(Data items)
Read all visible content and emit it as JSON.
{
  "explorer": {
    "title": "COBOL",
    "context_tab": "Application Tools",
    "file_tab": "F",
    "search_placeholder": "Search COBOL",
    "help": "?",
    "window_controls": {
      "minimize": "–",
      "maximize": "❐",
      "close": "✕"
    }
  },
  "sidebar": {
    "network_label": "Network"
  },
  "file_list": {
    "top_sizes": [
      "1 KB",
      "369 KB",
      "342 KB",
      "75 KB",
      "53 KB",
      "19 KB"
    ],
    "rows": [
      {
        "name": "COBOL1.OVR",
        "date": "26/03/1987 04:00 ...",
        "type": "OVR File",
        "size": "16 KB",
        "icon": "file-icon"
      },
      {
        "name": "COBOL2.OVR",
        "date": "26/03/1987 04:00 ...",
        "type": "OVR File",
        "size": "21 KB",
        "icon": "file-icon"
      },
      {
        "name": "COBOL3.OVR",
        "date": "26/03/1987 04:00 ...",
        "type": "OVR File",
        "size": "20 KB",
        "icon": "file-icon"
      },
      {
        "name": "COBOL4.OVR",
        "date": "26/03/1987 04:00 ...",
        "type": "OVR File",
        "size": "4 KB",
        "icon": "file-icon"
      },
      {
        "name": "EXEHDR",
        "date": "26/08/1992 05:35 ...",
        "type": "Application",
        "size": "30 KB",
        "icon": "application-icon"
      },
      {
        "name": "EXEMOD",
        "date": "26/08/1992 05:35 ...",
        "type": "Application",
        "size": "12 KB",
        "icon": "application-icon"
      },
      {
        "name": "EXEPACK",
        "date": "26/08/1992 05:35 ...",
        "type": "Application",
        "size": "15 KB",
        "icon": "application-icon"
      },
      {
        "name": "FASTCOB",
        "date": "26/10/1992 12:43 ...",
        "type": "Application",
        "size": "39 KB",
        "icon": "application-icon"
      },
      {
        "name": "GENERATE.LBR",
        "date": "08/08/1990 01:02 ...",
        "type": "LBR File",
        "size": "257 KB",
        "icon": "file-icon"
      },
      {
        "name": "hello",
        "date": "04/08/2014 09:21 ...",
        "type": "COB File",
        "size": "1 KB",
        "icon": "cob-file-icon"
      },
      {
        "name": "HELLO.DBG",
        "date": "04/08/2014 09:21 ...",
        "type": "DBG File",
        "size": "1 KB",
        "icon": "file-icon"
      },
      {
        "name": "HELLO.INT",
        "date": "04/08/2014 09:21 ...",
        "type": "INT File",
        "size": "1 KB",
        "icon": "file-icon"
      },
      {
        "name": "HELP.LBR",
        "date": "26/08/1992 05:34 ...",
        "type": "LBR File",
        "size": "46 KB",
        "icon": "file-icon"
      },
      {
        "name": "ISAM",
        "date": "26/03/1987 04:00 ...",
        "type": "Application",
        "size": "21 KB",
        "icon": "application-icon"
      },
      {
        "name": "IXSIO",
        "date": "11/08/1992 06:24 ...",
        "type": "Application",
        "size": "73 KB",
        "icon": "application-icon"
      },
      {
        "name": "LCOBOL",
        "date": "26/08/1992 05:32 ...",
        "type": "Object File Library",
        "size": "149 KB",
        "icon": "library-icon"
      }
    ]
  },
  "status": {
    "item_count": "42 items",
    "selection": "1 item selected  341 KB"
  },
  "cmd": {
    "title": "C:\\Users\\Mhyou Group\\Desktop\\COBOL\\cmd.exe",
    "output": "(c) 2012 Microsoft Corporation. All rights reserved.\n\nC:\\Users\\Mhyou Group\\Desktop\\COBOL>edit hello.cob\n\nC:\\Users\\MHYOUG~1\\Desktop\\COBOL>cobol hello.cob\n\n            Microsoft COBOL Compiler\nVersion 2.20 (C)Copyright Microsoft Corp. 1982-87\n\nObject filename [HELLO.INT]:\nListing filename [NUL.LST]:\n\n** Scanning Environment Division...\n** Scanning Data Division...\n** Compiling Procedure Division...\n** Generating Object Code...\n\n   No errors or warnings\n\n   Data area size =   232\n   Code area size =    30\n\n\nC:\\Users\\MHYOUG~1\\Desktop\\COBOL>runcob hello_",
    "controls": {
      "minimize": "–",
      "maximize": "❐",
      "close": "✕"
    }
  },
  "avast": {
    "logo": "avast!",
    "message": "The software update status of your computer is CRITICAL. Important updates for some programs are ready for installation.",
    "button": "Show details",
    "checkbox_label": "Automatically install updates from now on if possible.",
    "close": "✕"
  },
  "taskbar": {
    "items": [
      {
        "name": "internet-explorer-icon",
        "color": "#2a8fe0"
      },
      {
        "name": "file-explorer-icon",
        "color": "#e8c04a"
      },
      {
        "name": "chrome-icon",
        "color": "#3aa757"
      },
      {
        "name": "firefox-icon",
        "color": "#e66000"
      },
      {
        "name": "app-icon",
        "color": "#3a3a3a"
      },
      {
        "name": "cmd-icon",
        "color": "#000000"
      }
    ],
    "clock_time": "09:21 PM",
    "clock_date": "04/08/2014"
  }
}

Goal
Nothing may be left out: return each entry exactly as it reads.

Result below
Read all visible content and emit it as JSON.
{
  "explorer": {
    "title": "COBOL",
    "context_tab": "Application Tools",
    "file_tab": "F",
    "search_placeholder": "Search COBOL",
    "help": "?",
    "window_controls": {
      "minimize": "–",
      "maximize": "❐",
      "close": "✕"
    }
  },
  "sidebar": {
    "network_label": "Network"
  },
  "file_list": {
    "top_sizes": [
      "1 KB",
      "369 KB",
      "342 KB",
      "75 KB",
      "53 KB",
      "19 KB"
    ],
    "rows": [
      {
        "name": "COBOL1.OVR",
        "date": "26/03/1987 04:00 ...",
        "type": "OVR File",
        "size": "16 KB",
        "icon": "file-icon"
      },
      {
        "name": "COBOL2.OVR",
        "date": "26/03/1987 04:00 ...",
        "type": "OVR File",
        "size": "21 KB",
        "icon": "file-icon"
      },
      {
        "name": "COBOL3.OVR",
        "date": "26/03/1987 04:00 ...",
        "type": "OVR File",
        "size": "20 KB",
        "icon": "file-icon"
      },
      {
        "name": "COBOL4.OVR",
        "date": "26/03/1987 04:00 ...",
        "type": "OVR File",
        "size": "4 KB",
        "icon": "file-icon"
      },
      {
        "name": "EXEHDR",
        "date": "26/08/1992 05:35 ...",
        "type": "Application",
        "size": "30 KB",
        "icon": "application-icon"
      },
      {
        "name": "EXEMOD",
        "date": "26/08/1992 05:35 ...",
        "type": "Application",
        "size": "12 KB",
        "icon": "application-icon"
      },
      {
        "name": "EXEPACK",
        "date": "26/08/1992 05:35 ...",
        "type": "Application",
        "size": "15 KB",
        "icon": "application-icon"
      },
      {
        "name": "FASTCOB",
        "date": "26/10/1992 12:43 ...",
        "type": "Application",
        "size": "39 KB",
        "icon": "application-icon"
      },
      {
        "name": "GENERATE.LBR",
        "date": "08/08/1990 01:02 ...",
        "type": "LBR File",
        "size": "257 KB",
        "icon": "file-icon"
      },
      {
        "name": "hello",
        "date": "04/08/2014 09:21 ...",
        "type": "COB File",
        "size": "1 KB",
        "icon": "cob-file-icon"
      },
      {
        "name": "HELLO.DBG",
        "date": "04/08/2014 09:21 ...",
        "type": "DBG File",
        "size": "1 KB",
        "icon": "file-icon"
      },
      {
        "name": "HELLO.INT",
        "date": "04/08/2014 09:21 ...",
        "type": "INT File",
        "size": "1 KB",
        "icon": "file-icon"
      },
      {
        "name": "HELP.LBR",
        "date": "26/08/1992 05:34 ...",
        "type": "LBR File",
        "size": "46 KB",
        "icon": "file-icon"
      },
      {
        "name": "ISAM",
        "date": "26/03/1987 04:00 ...",
        "type": "Application",
        "size": "21 KB",
        "icon": "application-icon"
      },
      {
        "name": "IXSIO",
        "date": "11/08/1992 06:24 ...",
        "type": "Application",
        "size": "73 KB",
        "icon": "application-icon"
      },
      {
        "name": "LCOBOL",
        "date": "26/08/1992 05:32 ...",
        "type": "Object File Library",
        "size": "149 KB",
        "icon": "library-icon"
      }
    ]
  },
  "status": {
    "item_count": "42 items",
    "selection": "1 item selected  341 KB"
  },
  "cmd": {
    "title": "C:\\Users\\Mhyou Group\\Desktop\\COBOL\\cmd.exe",
    "output": "(c) 2012 Microsoft Corporation. All rights reserved.\n\nC:\\Users\\Mhyou Group\\Desktop\\COBOL>edit hello.cob\n\nC:\\Users\\MHYOUG~1\\Desktop\\COBOL>cobol hello.cob\n\n            Microsoft COBOL Compiler\nVersion 2.20 (C)Copyright Microsoft Corp. 1982-87\n\nObject filename [HELLO.INT]:\nListing filename [NUL.LST]:\n\n** Scanning Environment Division...\n** Scanning Data Division...\n** Compiling Procedure Division...\n** Generating Object Code...\n\n   No errors or warnings\n\n   Data area size =   232\n   Code area size =    30\n\n\nC:\\Users\\MHYOUG~1\\Desktop\\COBOL>runcob hello_",
    "controls": {
      "minimize": "–",
      "maximize": "❐",
      "close": "✕"
    }
  },
  "avast": {
    "logo": "avast!",
    "message": "The software update status of your computer is CRITICAL. Important updates for some programs are ready for installation.",
    "button": "Show details",
    "checkbox_label": "Automatically install updates from now on if possible.",
    "close": "✕"
  },
  "taskbar": {
    "items": [
      {
        "name": "internet-explorer-icon",
        "color": "#2a8fe0"
      },
      {
        "name": "file-explorer-icon",
        "color": "#e8c04a"
      },
      {
        "name": "chrome-icon",
        "color": "#3aa757"
      },
      {
        "name": "firefox-icon",
        "color": "#e66000"
      },
      {
        "name": "app-icon",
        "color": "#3a3a3a"
      },
      {
        "name": "cmd-icon",
        "color": "#000000"
      }
    ],
    "clock_time": "09:21 PM",
    "clock_date": "04/08/2014"
  }
}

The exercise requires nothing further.